Scan the data below and pick out the lines containing the word "abril".
== Recorded information
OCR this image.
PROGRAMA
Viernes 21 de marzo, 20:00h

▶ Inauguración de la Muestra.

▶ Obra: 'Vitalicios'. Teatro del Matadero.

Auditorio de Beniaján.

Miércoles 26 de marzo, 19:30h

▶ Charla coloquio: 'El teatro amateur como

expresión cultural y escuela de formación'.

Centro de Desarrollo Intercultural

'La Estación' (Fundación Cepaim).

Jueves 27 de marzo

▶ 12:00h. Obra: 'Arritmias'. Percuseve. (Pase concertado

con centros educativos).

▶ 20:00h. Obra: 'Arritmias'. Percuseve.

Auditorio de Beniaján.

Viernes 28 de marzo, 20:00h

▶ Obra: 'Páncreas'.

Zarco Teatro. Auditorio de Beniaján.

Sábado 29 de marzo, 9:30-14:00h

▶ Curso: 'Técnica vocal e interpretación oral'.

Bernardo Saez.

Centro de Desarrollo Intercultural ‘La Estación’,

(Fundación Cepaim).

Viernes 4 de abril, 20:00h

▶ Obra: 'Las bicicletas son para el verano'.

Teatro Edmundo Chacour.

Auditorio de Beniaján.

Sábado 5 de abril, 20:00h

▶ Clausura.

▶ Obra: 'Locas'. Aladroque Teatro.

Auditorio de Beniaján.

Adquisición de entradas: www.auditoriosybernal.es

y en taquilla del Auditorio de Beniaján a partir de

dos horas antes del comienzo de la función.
====
### Solution below
Viernes 4 de abril, 20:00h
Sábado 5 de abril, 20:00h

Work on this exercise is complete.